EmEL-V: EL++ Ontology Embeddings for Many-to-Many Relationships

Tracking #: 3229-4443

Biswesh Mohapatra
Arundhati Bhattacharya
Sumit Bhatia
Raghava Mutharaju
G. Srinivasaraghavan

Responsible editor: 
Guest Editors NeSy 2022

Submission type: 
Full Paper
Knowledge Graph (KG) embeddings provide a dense, low-dimensional representation of entities and relations in a Knowledge Graph and are used successfully for various applications such as reasoning, and missing link prediction, question answering and search. However, most of the existing KG embeddings only consider the network structure of the graph and ignore the semantics and the characteristics of the underlying ontology that provides crucial information about relationships between entities in the KG. Recent efforts in this direction involve learning embeddings for a description logic (logical underpinning for OWL 2 ontologies) named EL++. However, such methods consider all the relations defined in the ontology to be one-to-one which severely limits their performance and applications. We provide a simple and effective solution, named EmEL-V, to overcome this shortcoming that allows such methods to consider many-to-many relationships while learning embedding representations. Experiments conducted using three EL++ ontologies and one benchmark generated ontology on a reasoning task (class subsumption prediction) show substantial performance improvement over five baselines. Our proposed solution also paves the way for learning embedding representations for even more expressive description logics such as SROIQ. The source code and the instructions to run it are available at https://github.com/kracr/el-embeddings. The ontologies used in the evaluation are available at https://doi.org/10.5281/zenodo.7023568.

==*==

> Task: Return the entire paper summary on EmEL-V, reproducing every line without changes. Rely only on the paper summary to complete the tasks.

[Excerpts from a layout annotation set]
==*==

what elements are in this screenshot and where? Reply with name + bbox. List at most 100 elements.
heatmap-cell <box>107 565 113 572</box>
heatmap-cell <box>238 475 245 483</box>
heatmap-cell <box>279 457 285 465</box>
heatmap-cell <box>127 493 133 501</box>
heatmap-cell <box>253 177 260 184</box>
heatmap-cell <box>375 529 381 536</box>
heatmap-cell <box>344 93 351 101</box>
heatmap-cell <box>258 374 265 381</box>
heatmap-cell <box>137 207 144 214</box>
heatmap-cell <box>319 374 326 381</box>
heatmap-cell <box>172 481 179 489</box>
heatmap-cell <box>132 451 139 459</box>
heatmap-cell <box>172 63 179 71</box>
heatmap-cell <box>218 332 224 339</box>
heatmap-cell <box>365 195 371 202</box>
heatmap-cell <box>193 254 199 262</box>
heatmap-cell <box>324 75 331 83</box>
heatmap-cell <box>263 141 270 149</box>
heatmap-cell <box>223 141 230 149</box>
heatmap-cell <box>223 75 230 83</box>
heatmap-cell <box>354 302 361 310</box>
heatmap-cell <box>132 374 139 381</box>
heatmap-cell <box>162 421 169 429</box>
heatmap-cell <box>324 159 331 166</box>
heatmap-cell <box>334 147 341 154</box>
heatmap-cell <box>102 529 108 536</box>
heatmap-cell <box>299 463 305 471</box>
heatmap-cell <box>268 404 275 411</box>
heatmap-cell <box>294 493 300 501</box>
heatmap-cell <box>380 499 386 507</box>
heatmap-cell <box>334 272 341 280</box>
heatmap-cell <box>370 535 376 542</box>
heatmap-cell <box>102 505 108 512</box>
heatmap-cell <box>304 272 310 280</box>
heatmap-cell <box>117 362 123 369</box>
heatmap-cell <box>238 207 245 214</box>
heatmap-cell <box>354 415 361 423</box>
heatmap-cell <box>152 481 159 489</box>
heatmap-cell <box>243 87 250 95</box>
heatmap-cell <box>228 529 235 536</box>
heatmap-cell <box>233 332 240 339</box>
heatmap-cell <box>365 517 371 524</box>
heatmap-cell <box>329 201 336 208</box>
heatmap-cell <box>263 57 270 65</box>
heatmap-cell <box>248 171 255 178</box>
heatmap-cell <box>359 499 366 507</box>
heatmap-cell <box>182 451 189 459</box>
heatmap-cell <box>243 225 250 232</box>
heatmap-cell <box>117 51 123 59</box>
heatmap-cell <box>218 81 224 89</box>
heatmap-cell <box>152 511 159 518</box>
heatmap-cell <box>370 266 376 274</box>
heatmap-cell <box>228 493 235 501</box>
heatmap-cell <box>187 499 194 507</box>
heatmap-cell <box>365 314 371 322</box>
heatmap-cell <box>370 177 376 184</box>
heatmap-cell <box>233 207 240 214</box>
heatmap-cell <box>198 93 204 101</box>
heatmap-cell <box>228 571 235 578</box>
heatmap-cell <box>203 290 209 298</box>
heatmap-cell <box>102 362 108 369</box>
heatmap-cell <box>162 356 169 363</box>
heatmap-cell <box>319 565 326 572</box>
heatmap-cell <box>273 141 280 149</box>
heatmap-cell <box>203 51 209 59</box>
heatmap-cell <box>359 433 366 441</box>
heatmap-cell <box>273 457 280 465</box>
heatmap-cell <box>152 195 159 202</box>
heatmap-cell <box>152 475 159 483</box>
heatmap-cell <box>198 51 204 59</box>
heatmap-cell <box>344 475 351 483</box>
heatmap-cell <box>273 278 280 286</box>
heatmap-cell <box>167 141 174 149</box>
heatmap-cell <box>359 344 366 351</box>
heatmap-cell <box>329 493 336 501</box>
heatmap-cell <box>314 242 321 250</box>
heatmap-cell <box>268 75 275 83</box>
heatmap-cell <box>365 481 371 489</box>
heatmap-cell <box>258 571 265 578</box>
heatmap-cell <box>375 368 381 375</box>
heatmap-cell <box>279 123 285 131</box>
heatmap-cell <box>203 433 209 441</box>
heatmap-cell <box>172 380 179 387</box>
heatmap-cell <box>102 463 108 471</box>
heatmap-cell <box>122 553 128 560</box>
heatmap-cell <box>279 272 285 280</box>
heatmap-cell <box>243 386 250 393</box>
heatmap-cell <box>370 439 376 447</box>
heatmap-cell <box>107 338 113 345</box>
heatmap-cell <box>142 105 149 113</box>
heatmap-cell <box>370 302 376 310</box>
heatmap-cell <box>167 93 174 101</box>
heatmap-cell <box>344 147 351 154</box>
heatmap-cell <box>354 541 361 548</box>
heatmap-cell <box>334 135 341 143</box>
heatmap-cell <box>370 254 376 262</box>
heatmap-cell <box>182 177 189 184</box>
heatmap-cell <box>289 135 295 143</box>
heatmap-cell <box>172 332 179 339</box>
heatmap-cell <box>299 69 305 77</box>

==*==

> Exercise answer:
EmEL-V: EL++ Ontology Embeddings for Many-to-Many Relationships

Tracking #: 3229-4443

Biswesh Mohapatra
Arundhati Bhattacharya
Sumit Bhatia
Raghava Mutharaju
G. Srinivasaraghavan

Responsible editor: 
Guest Editors NeSy 2022

Submission type: 
Full Paper
Knowledge Graph (KG) embeddings provide a dense, low-dimensional representation of entities and relations in a Knowledge Graph and are used successfully for various applications such as reasoning, and missing link prediction, question answering and search. However, most of the existing KG embeddings only consider the network structure of the graph and ignore the semantics and the characteristics of the underlying ontology that provides crucial information about relationships between entities in the KG. Recent efforts in this direction involve learning embeddings for a description logic (logical underpinning for OWL 2 ontologies) named EL++. However, such methods consider all the relations defined in the ontology to be one-to-one which severely limits their performance and applications. We provide a simple and effective solution, named EmEL-V, to overcome this shortcoming that allows such methods to consider many-to-many relationships while learning embedding representations. Experiments conducted using three EL++ ontologies and one benchmark generated ontology on a reasoning task (class subsumption prediction) show substantial performance improvement over five baselines. Our proposed solution also paves the way for learning embedding representations for even more expressive description logics such as SROIQ. The source code and the instructions to run it are available at https://github.com/kracr/el-embeddings. The ontologies used in the evaluation are available at https://doi.org/10.5281/zenodo.7023568.